Records from a collection of figures
┌──

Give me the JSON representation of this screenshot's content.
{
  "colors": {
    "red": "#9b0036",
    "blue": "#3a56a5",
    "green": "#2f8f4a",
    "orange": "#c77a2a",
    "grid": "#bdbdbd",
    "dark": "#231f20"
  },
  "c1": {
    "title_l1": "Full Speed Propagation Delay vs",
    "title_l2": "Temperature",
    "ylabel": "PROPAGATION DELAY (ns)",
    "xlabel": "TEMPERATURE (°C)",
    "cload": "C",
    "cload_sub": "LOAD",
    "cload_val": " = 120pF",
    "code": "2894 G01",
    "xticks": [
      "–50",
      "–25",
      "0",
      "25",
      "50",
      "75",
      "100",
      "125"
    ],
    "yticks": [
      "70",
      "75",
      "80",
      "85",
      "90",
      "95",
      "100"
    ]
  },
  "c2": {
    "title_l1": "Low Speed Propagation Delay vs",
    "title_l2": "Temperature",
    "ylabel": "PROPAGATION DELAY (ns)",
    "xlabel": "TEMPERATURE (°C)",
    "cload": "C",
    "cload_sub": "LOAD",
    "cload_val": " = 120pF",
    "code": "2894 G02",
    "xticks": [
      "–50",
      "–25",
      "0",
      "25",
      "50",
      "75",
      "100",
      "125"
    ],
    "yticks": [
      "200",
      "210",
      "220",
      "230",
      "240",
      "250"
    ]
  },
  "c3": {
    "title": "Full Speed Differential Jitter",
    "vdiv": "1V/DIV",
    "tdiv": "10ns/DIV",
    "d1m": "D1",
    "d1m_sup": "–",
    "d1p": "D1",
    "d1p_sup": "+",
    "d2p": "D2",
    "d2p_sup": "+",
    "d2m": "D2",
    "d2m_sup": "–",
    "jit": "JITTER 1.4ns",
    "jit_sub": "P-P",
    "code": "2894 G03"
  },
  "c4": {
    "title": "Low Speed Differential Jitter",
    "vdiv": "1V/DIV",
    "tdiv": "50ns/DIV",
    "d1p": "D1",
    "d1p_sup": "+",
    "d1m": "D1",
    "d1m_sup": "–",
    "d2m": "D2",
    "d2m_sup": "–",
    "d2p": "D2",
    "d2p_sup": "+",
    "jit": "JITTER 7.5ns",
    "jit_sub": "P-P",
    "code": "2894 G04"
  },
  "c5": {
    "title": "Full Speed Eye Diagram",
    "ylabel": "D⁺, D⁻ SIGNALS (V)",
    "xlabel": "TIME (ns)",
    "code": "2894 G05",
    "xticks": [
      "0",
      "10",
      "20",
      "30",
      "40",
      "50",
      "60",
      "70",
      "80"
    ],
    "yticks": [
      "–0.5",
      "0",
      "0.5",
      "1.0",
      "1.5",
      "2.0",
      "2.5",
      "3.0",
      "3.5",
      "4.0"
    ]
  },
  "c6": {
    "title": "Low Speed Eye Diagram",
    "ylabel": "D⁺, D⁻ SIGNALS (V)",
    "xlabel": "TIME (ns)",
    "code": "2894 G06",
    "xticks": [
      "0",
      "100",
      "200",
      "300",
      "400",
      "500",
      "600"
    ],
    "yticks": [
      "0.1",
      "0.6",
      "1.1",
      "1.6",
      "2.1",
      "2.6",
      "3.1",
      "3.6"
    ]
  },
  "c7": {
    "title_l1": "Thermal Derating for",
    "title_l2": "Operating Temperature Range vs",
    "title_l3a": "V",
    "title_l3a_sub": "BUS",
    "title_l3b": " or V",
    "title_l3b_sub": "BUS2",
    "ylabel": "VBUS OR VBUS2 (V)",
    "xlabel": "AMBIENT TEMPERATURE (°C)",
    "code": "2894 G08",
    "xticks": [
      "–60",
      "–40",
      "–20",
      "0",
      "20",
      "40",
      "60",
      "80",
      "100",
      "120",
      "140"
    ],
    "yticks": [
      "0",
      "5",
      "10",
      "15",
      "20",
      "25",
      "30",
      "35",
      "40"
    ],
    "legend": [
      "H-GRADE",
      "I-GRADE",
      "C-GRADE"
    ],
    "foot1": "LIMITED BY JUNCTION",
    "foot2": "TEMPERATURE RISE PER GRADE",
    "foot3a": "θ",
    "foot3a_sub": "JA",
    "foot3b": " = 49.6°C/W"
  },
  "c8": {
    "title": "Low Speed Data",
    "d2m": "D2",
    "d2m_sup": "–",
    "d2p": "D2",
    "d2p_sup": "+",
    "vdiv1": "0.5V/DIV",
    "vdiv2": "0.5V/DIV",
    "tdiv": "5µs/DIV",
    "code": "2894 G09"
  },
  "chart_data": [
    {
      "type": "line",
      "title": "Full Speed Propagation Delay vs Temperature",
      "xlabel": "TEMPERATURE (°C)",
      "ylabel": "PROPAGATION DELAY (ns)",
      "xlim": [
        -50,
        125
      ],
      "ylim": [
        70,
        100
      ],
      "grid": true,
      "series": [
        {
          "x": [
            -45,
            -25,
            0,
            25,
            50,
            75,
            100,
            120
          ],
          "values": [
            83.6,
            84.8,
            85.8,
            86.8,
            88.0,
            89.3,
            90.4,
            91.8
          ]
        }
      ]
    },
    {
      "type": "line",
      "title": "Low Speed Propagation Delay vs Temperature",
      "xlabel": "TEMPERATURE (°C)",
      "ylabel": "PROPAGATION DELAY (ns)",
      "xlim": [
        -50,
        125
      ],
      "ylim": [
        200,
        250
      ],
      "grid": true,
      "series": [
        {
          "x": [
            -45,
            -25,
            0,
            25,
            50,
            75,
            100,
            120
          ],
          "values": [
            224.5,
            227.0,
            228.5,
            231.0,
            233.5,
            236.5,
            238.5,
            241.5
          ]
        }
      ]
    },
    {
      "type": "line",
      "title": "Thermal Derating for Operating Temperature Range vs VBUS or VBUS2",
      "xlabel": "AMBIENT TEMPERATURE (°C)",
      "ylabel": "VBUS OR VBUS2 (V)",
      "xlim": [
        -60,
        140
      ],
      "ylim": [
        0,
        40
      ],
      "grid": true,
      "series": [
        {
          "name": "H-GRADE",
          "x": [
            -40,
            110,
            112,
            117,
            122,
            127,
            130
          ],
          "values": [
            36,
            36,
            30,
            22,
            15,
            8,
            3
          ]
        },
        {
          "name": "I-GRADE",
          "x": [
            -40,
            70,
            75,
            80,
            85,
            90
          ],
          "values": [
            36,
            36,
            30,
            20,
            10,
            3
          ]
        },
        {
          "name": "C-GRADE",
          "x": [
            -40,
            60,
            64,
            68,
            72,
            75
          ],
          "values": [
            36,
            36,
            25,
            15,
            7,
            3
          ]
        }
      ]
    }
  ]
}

└──

▶ WHAT YOU NEED TO DO
Reproduce the data, keeping every line exactly the same.

▶ ANSWER TO THE TASK
Give me the JSON representation of this screenshot's content.
{
  "colors": {
    "red": "#9b0036",
    "blue": "#3a56a5",
    "green": "#2f8f4a",
    "orange": "#c77a2a",
    "grid": "#bdbdbd",
    "dark": "#231f20"
  },
  "c1": {
    "title_l1": "Full Speed Propagation Delay vs",
    "title_l2": "Temperature",
    "ylabel": "PROPAGATION DELAY (ns)",
    "xlabel": "TEMPERATURE (°C)",
    "cload": "C",
    "cload_sub": "LOAD",
    "cload_val": " = 120pF",
    "code": "2894 G01",
    "xticks": [
      "–50",
      "–25",
      "0",
      "25",
      "50",
      "75",
      "100",
      "125"
    ],
    "yticks": [
      "70",
      "75",
      "80",
      "85",
      "90",
      "95",
      "100"
    ]
  },
  "c2": {
    "title_l1": "Low Speed Propagation Delay vs",
    "title_l2": "Temperature",
    "ylabel": "PROPAGATION DELAY (ns)",
    "xlabel": "TEMPERATURE (°C)",
    "cload": "C",
    "cload_sub": "LOAD",
    "cload_val": " = 120pF",
    "code": "2894 G02",
    "xticks": [
      "–50",
      "–25",
      "0",
      "25",
      "50",
      "75",
      "100",
      "125"
    ],
    "yticks": [
      "200",
      "210",
      "220",
      "230",
      "240",
      "250"
    ]
  },
  "c3": {
    "title": "Full Speed Differential Jitter",
    "vdiv": "1V/DIV",
    "tdiv": "10ns/DIV",
    "d1m": "D1",
    "d1m_sup": "–",
    "d1p": "D1",
    "d1p_sup": "+",
    "d2p": "D2",
    "d2p_sup": "+",
    "d2m": "D2",
    "d2m_sup": "–",
    "jit": "JITTER 1.4ns",
    "jit_sub": "P-P",
    "code": "2894 G03"
  },
  "c4": {
    "title": "Low Speed Differential Jitter",
    "vdiv": "1V/DIV",
    "tdiv": "50ns/DIV",
    "d1p": "D1",
    "d1p_sup": "+",
    "d1m": "D1",
    "d1m_sup": "–",
    "d2m": "D2",
    "d2m_sup": "–",
    "d2p": "D2",
    "d2p_sup": "+",
    "jit": "JITTER 7.5ns",
    "jit_sub": "P-P",
    "code": "2894 G04"
  },
  "c5": {
    "title": "Full Speed Eye Diagram",
    "ylabel": "D⁺, D⁻ SIGNALS (V)",
    "xlabel": "TIME (ns)",
    "code": "2894 G05",
    "xticks": [
      "0",
      "10",
      "20",
      "30",
      "40",
      "50",
      "60",
      "70",
      "80"
    ],
    "yticks": [
      "–0.5",
      "0",
      "0.5",
      "1.0",
      "1.5",
      "2.0",
      "2.5",
      "3.0",
      "3.5",
      "4.0"
    ]
  },
  "c6": {
    "title": "Low Speed Eye Diagram",
    "ylabel": "D⁺, D⁻ SIGNALS (V)",
    "xlabel": "TIME (ns)",
    "code": "2894 G06",
    "xticks": [
      "0",
      "100",
      "200",
      "300",
      "400",
      "500",
      "600"
    ],
    "yticks": [
      "0.1",
      "0.6",
      "1.1",
      "1.6",
      "2.1",
      "2.6",
      "3.1",
      "3.6"
    ]
  },
  "c7": {
    "title_l1": "Thermal Derating for",
    "title_l2": "Operating Temperature Range vs",
    "title_l3a": "V",
    "title_l3a_sub": "BUS",
    "title_l3b": " or V",
    "title_l3b_sub": "BUS2",
    "ylabel": "VBUS OR VBUS2 (V)",
    "xlabel": "AMBIENT TEMPERATURE (°C)",
    "code": "2894 G08",
    "xticks": [
      "–60",
      "–40",
      "–20",
      "0",
      "20",
      "40",
      "60",
      "80",
      "100",
      "120",
      "140"
    ],
    "yticks": [
      "0",
      "5",
      "10",
      "15",
      "20",
      "25",
      "30",
      "35",
      "40"
    ],
    "legend": [
      "H-GRADE",
      "I-GRADE",
      "C-GRADE"
    ],
    "foot1": "LIMITED BY JUNCTION",
    "foot2": "TEMPERATURE RISE PER GRADE",
    "foot3a": "θ",
    "foot3a_sub": "JA",
    "foot3b": " = 49.6°C/W"
  },
  "c8": {
    "title": "Low Speed Data",
    "d2m": "D2",
    "d2m_sup": "–",
    "d2p": "D2",
    "d2p_sup": "+",
    "vdiv1": "0.5V/DIV",
    "vdiv2": "0.5V/DIV",
    "tdiv": "5µs/DIV",
    "code": "2894 G09"
  },
  "chart_data": [
    {
      "type": "line",
      "title": "Full Speed Propagation Delay vs Temperature",
      "xlabel": "TEMPERATURE (°C)",
      "ylabel": "PROPAGATION DELAY (ns)",
      "xlim": [
        -50,
        125
      ],
      "ylim": [
        70,
        100
      ],
      "grid": true,
      "series": [
        {
          "x": [
            -45,
            -25,
            0,
            25,
            50,
            75,
            100,
            120
          ],
          "values": [
            83.6,
            84.8,
            85.8,
            86.8,
            88.0,
            89.3,
            90.4,
            91.8
          ]
        }
      ]
    },
    {
      "type": "line",
      "title": "Low Speed Propagation Delay vs Temperature",
      "xlabel": "TEMPERATURE (°C)",
      "ylabel": "PROPAGATION DELAY (ns)",
      "xlim": [
        -50,
        125
      ],
      "ylim": [
        200,
        250
      ],
      "grid": true,
      "series": [
        {
          "x": [
            -45,
            -25,
            0,
            25,
            50,
            75,
            100,
            120
          ],
          "values": [
            224.5,
            227.0,
            228.5,
            231.0,
            233.5,
            236.5,
            238.5,
            241.5
          ]
        }
      ]
    },
    {
      "type": "line",
      "title": "Thermal Derating for Operating Temperature Range vs VBUS or VBUS2",
      "xlabel": "AMBIENT TEMPERATURE (°C)",
      "ylabel": "VBUS OR VBUS2 (V)",
      "xlim": [
        -60,
        140
      ],
      "ylim": [
        0,
        40
      ],
      "grid": true,
      "series": [
        {
          "name": "H-GRADE",
          "x": [
            -40,
            110,
            112,
            117,
            122,
            127,
            130
          ],
          "values": [
            36,
            36,
            30,
            22,
            15,
            8,
            3
          ]
        },
        {
          "name": "I-GRADE",
          "x": [
            -40,
            70,
            75,
            80,
            85,
            90
          ],
          "values": [
            36,
            36,
            30,
            20,
            10,
            3
          ]
        },
        {
          "name": "C-GRADE",
          "x": [
            -40,
            60,
            64,
            68,
            72,
            75
          ],
          "values": [
            36,
            36,
            25,
            15,
            7,
            3
          ]
        }
      ]
    }
  ]
}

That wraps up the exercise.